Data for this task ->
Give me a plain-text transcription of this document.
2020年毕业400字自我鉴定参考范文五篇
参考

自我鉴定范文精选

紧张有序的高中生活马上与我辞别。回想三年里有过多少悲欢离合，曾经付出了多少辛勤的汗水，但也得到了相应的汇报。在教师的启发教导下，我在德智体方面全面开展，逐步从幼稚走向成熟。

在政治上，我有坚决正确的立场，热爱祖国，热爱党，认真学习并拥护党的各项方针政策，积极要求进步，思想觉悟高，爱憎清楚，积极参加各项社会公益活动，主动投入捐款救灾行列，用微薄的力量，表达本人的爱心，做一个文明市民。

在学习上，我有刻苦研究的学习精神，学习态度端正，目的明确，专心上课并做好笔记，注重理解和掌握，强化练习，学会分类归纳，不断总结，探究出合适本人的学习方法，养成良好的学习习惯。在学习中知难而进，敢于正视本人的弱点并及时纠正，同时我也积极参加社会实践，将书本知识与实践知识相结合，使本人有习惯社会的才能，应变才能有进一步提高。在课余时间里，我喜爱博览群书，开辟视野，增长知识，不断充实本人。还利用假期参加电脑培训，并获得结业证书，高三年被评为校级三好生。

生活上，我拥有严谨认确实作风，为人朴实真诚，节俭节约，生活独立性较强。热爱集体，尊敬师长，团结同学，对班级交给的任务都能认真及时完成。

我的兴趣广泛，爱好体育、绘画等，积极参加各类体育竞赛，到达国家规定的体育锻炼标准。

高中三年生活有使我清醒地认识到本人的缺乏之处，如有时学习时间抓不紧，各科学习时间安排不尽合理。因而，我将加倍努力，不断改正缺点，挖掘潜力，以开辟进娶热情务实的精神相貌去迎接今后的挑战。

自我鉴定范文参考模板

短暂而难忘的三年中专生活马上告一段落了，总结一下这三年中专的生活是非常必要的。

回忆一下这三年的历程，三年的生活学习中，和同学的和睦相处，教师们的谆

What you should do -> Print the entries exactly. Include every one.

Reply ->
Give me a plain-text transcription of this document.
2020年毕业400字自我鉴定参考范文五篇
参考

自我鉴定范文精选

紧张有序的高中生活马上与我辞别。回想三年里有过多少悲欢离合，曾经付出了多少辛勤的汗水，但也得到了相应的汇报。在教师的启发教导下，我在德智体方面全面开展，逐步从幼稚走向成熟。

在政治上，我有坚决正确的立场，热爱祖国，热爱党，认真学习并拥护党的各项方针政策，积极要求进步，思想觉悟高，爱憎清楚，积极参加各项社会公益活动，主动投入捐款救灾行列，用微薄的力量，表达本人的爱心，做一个文明市民。

在学习上，我有刻苦研究的学习精神，学习态度端正，目的明确，专心上课并做好笔记，注重理解和掌握，强化练习，学会分类归纳，不断总结，探究出合适本人的学习方法，养成良好的学习习惯。在学习中知难而进，敢于正视本人的弱点并及时纠正，同时我也积极参加社会实践，将书本知识与实践知识相结合，使本人有习惯社会的才能，应变才能有进一步提高。在课余时间里，我喜爱博览群书，开辟视野，增长知识，不断充实本人。还利用假期参加电脑培训，并获得结业证书，高三年被评为校级三好生。

生活上，我拥有严谨认确实作风，为人朴实真诚，节俭节约，生活独立性较强。热爱集体，尊敬师长，团结同学，对班级交给的任务都能认真及时完成。

我的兴趣广泛，爱好体育、绘画等，积极参加各类体育竞赛，到达国家规定的体育锻炼标准。

高中三年生活有使我清醒地认识到本人的缺乏之处，如有时学习时间抓不紧，各科学习时间安排不尽合理。因而，我将加倍努力，不断改正缺点，挖掘潜力，以开辟进娶热情务实的精神相貌去迎接今后的挑战。

自我鉴定范文参考模板

短暂而难忘的三年中专生活马上告一段落了，总结一下这三年中专的生活是非常必要的。

回忆一下这三年的历程，三年的生活学习中，和同学的和睦相处，教师们的谆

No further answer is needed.